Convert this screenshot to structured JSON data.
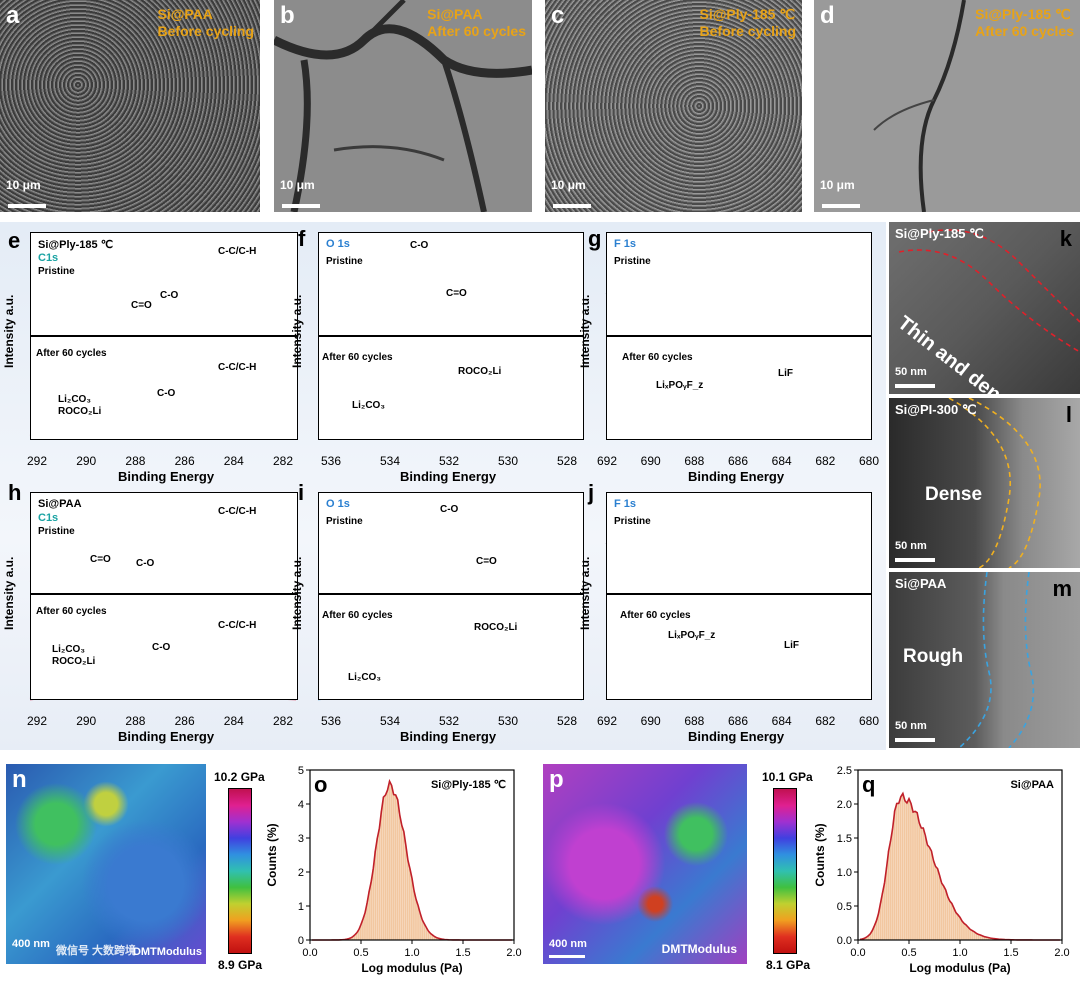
{
  "sem": [
    {
      "letter": "a",
      "line1": "Si@PAA",
      "line2": "Before cycling",
      "scale": "10 μm"
    },
    {
      "letter": "b",
      "line1": "Si@PAA",
      "line2": "After 60 cycles",
      "scale": "10 μm"
    },
    {
      "letter": "c",
      "line1": "Si@Ply-185 ℃",
      "line2": "Before cycling",
      "scale": "10 μm"
    },
    {
      "letter": "d",
      "line1": "Si@Ply-185 ℃",
      "line2": "After 60 cycles",
      "scale": "10 μm"
    }
  ],
  "xps": {
    "xlabel": "Binding Energy",
    "ylabel": "Intensity a.u.",
    "pristine": "Pristine",
    "after": "After 60 cycles",
    "c1s_ticks": [
      "292",
      "290",
      "288",
      "286",
      "284",
      "282"
    ],
    "o1s_ticks": [
      "536",
      "534",
      "532",
      "530",
      "528"
    ],
    "f1s_ticks": [
      "692",
      "690",
      "688",
      "686",
      "684",
      "682",
      "680"
    ],
    "e": {
      "letter": "e",
      "sample": "Si@Ply-185 ℃",
      "core": "C1s",
      "peak1": "C-C/C-H",
      "peak2": "C-O",
      "peak3": "C=O",
      "after1": "C-C/C-H",
      "after2": "C-O",
      "after3a": "Li₂CO₃",
      "after3b": "ROCO₂Li"
    },
    "f": {
      "letter": "f",
      "core": "O 1s",
      "peak1": "C-O",
      "peak2": "C=O",
      "after1": "ROCO₂Li",
      "after2": "Li₂CO₃"
    },
    "g": {
      "letter": "g",
      "core": "F 1s",
      "after1": "LiₓPOᵧF_z",
      "after2": "LiF"
    },
    "h": {
      "letter": "h",
      "sample": "Si@PAA",
      "core": "C1s",
      "peak1": "C-C/C-H",
      "peak2": "C-O",
      "peak3": "C=O",
      "after1": "C-C/C-H",
      "after2": "C-O",
      "after3a": "Li₂CO₃",
      "after3b": "ROCO₂Li"
    },
    "i": {
      "letter": "i",
      "core": "O 1s",
      "peak1": "C-O",
      "peak2": "C=O",
      "after1": "ROCO₂Li",
      "after2": "Li₂CO₃"
    },
    "j": {
      "letter": "j",
      "core": "F 1s",
      "after1": "LiₓPOᵧF_z",
      "after2": "LiF"
    }
  },
  "tem": [
    {
      "letter": "k",
      "caption": "Si@Ply-185 ℃",
      "label": "Thin and dense",
      "scale": "50 nm"
    },
    {
      "letter": "l",
      "caption": "Si@PI-300 ℃",
      "label": "Dense",
      "scale": "50 nm"
    },
    {
      "letter": "m",
      "caption": "Si@PAA",
      "label": "Rough",
      "scale": "50 nm"
    }
  ],
  "afm": [
    {
      "letter": "n",
      "scale": "400 nm",
      "mode": "DMTModulus",
      "max": "10.2 GPa",
      "min": "8.9 GPa",
      "watermark": "微信号 大数跨境"
    },
    {
      "letter": "p",
      "scale": "400 nm",
      "mode": "DMTModulus",
      "max": "10.1 GPa",
      "min": "8.1 GPa"
    }
  ],
  "chart_data": [
    {
      "type": "bar",
      "letter": "o",
      "title": "Si@Ply-185 ℃",
      "xlabel": "Log modulus (Pa)",
      "ylabel": "Counts (%)",
      "xlim": [
        0,
        2.0
      ],
      "ylim": [
        0,
        5
      ],
      "xticks": [
        "0.0",
        "0.5",
        "1.0",
        "1.5",
        "2.0"
      ],
      "yticks": [
        "0",
        "1",
        "2",
        "3",
        "4",
        "5"
      ],
      "peak_x": 0.78,
      "peak_y": 4.55,
      "sigma_left": 0.13,
      "sigma_right": 0.16
    },
    {
      "type": "bar",
      "letter": "q",
      "title": "Si@PAA",
      "xlabel": "Log modulus (Pa)",
      "ylabel": "Counts (%)",
      "xlim": [
        0,
        2.0
      ],
      "ylim": [
        0,
        2.5
      ],
      "xticks": [
        "0.0",
        "0.5",
        "1.0",
        "1.5",
        "2.0"
      ],
      "yticks": [
        "0.0",
        "0.5",
        "1.0",
        "1.5",
        "2.0",
        "2.5"
      ],
      "peak_x": 0.42,
      "peak_y": 2.1,
      "sigma_left": 0.12,
      "sigma_right": 0.3
    }
  ]
}
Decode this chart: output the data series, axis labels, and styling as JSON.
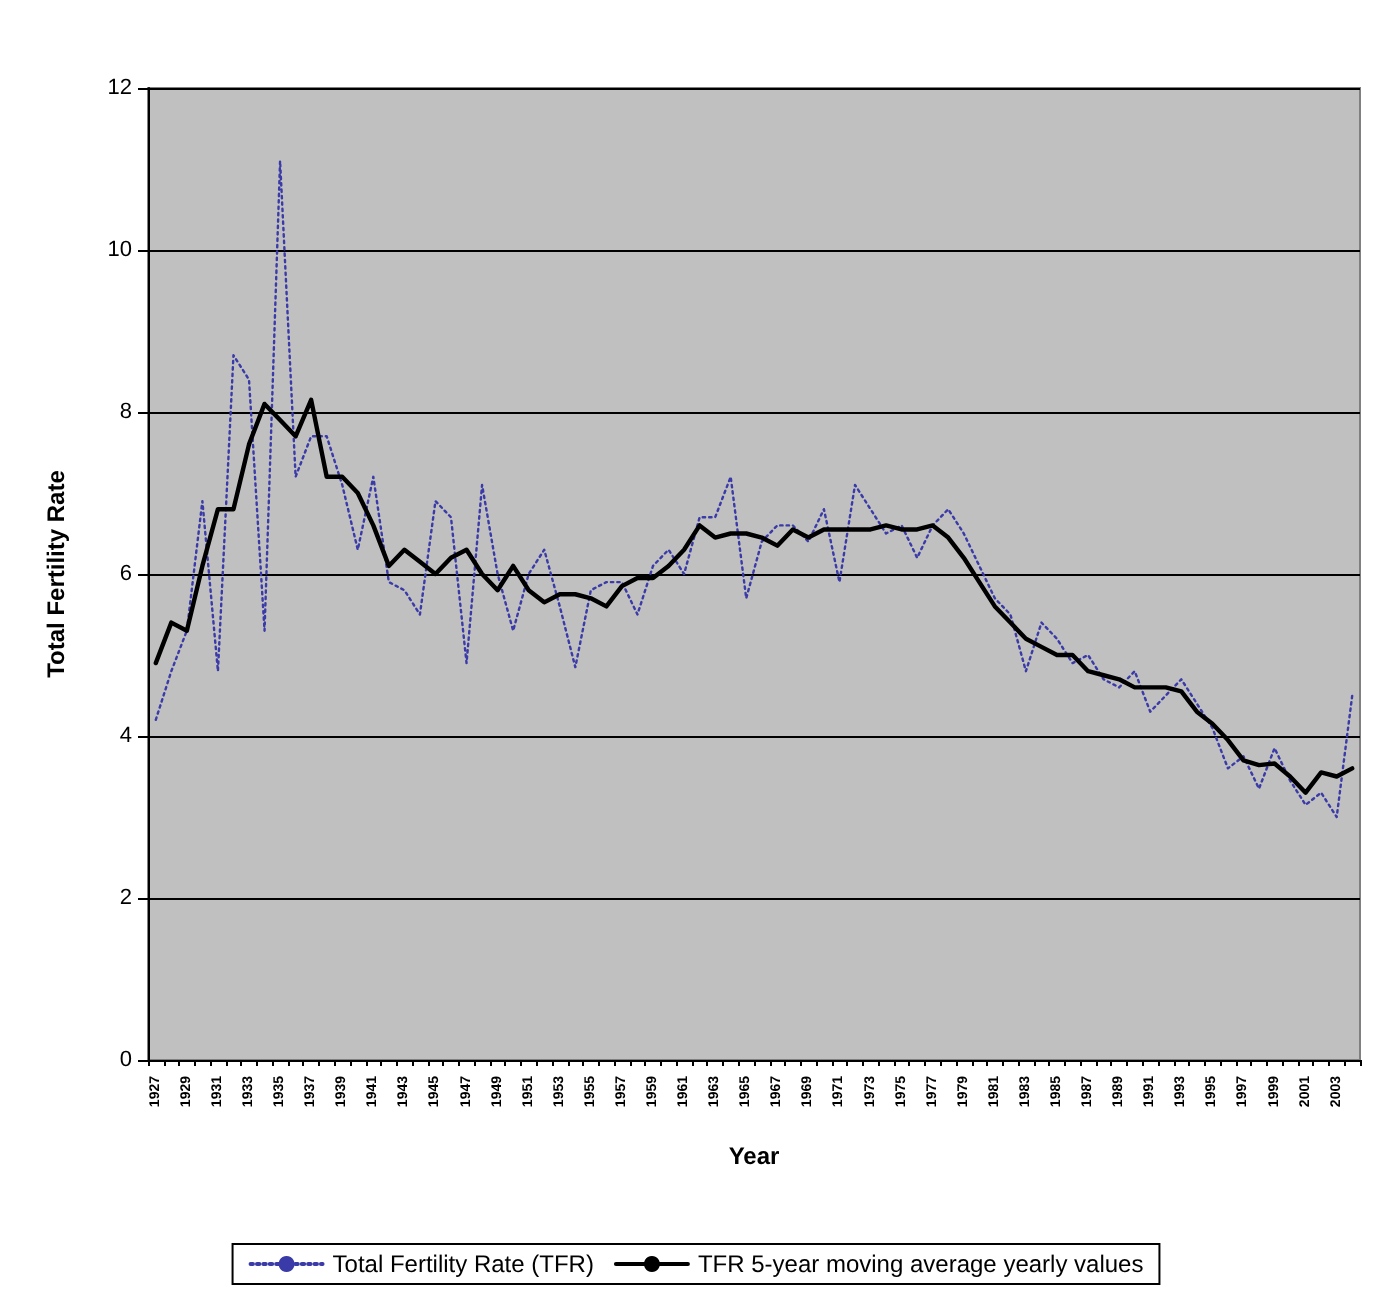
########################################
GIVEN INSTRUCTION:
The records above should be reproduced exactly, with no pictures included.

SOLUTION TO THIS PROBLEM:
Convert this screenshot to structured JSON data.
{
  "sem": [
    {
      "letter": "a",
      "line1": "Si@PAA",
      "line2": "Before cycling",
      "scale": "10 μm"
    },
    {
      "letter": "b",
      "line1": "Si@PAA",
      "line2": "After 60 cycles",
      "scale": "10 μm"
    },
    {
      "letter": "c",
      "line1": "Si@Ply-185 ℃",
      "line2": "Before cycling",
      "scale": "10 μm"
    },
    {
      "letter": "d",
      "line1": "Si@Ply-185 ℃",
      "line2": "After 60 cycles",
      "scale": "10 μm"
    }
  ],
  "xps": {
    "xlabel": "Binding Energy",
    "ylabel": "Intensity a.u.",
    "pristine": "Pristine",
    "after": "After 60 cycles",
    "c1s_ticks": [
      "292",
      "290",
      "288",
      "286",
      "284",
      "282"
    ],
    "o1s_ticks": [
      "536",
      "534",
      "532",
      "530",
      "528"
    ],
    "f1s_ticks": [
      "692",
      "690",
      "688",
      "686",
      "684",
      "682",
      "680"
    ],
    "e": {
      "letter": "e",
      "sample": "Si@Ply-185 ℃",
      "core": "C1s",
      "peak1": "C-C/C-H",
      "peak2": "C-O",
      "peak3": "C=O",
      "after1": "C-C/C-H",
      "after2": "C-O",
      "after3a": "Li₂CO₃",
      "after3b": "ROCO₂Li"
    },
    "f": {
      "letter": "f",
      "core": "O 1s",
      "peak1": "C-O",
      "peak2": "C=O",
      "after1": "ROCO₂Li",
      "after2": "Li₂CO₃"
    },
    "g": {
      "letter": "g",
      "core": "F 1s",
      "after1": "LiₓPOᵧF_z",
      "after2": "LiF"
    },
    "h": {
      "letter": "h",
      "sample": "Si@PAA",
      "core": "C1s",
      "peak1": "C-C/C-H",
      "peak2": "C-O",
      "peak3": "C=O",
      "after1": "C-C/C-H",
      "after2": "C-O",
      "after3a": "Li₂CO₃",
      "after3b": "ROCO₂Li"
    },
    "i": {
      "letter": "i",
      "core": "O 1s",
      "peak1": "C-O",
      "peak2": "C=O",
      "after1": "ROCO₂Li",
      "after2": "Li₂CO₃"
    },
    "j": {
      "letter": "j",
      "core": "F 1s",
      "after1": "LiₓPOᵧF_z",
      "after2": "LiF"
    }
  },
  "tem": [
    {
      "letter": "k",
      "caption": "Si@Ply-185 ℃",
      "label": "Thin and dense",
      "scale": "50 nm"
    },
    {
      "letter": "l",
      "caption": "Si@PI-300 ℃",
      "label": "Dense",
      "scale": "50 nm"
    },
    {
      "letter": "m",
      "caption": "Si@PAA",
      "label": "Rough",
      "scale": "50 nm"
    }
  ],
  "afm": [
    {
      "letter": "n",
      "scale": "400 nm",
      "mode": "DMTModulus",
      "max": "10.2 GPa",
      "min": "8.9 GPa",
      "watermark": "微信号 大数跨境"
    },
    {
      "letter": "p",
      "scale": "400 nm",
      "mode": "DMTModulus",
      "max": "10.1 GPa",
      "min": "8.1 GPa"
    }
  ],
  "chart_data": [
    {
      "type": "bar",
      "letter": "o",
      "title": "Si@Ply-185 ℃",
      "xlabel": "Log modulus (Pa)",
      "ylabel": "Counts (%)",
      "xlim": [
        0,
        2.0
      ],
      "ylim": [
        0,
        5
      ],
      "xticks": [
        "0.0",
        "0.5",
        "1.0",
        "1.5",
        "2.0"
      ],
      "yticks": [
        "0",
        "1",
        "2",
        "3",
        "4",
        "5"
      ],
      "peak_x": 0.78,
      "peak_y": 4.55,
      "sigma_left": 0.13,
      "sigma_right": 0.16
    },
    {
      "type": "bar",
      "letter": "q",
      "title": "Si@PAA",
      "xlabel": "Log modulus (Pa)",
      "ylabel": "Counts (%)",
      "xlim": [
        0,
        2.0
      ],
      "ylim": [
        0,
        2.5
      ],
      "xticks": [
        "0.0",
        "0.5",
        "1.0",
        "1.5",
        "2.0"
      ],
      "yticks": [
        "0.0",
        "0.5",
        "1.0",
        "1.5",
        "2.0",
        "2.5"
      ],
      "peak_x": 0.42,
      "peak_y": 2.1,
      "sigma_left": 0.12,
      "sigma_right": 0.3
    }
  ]
}
Decode this chart: output the data series, axis labels, and styling as JSON.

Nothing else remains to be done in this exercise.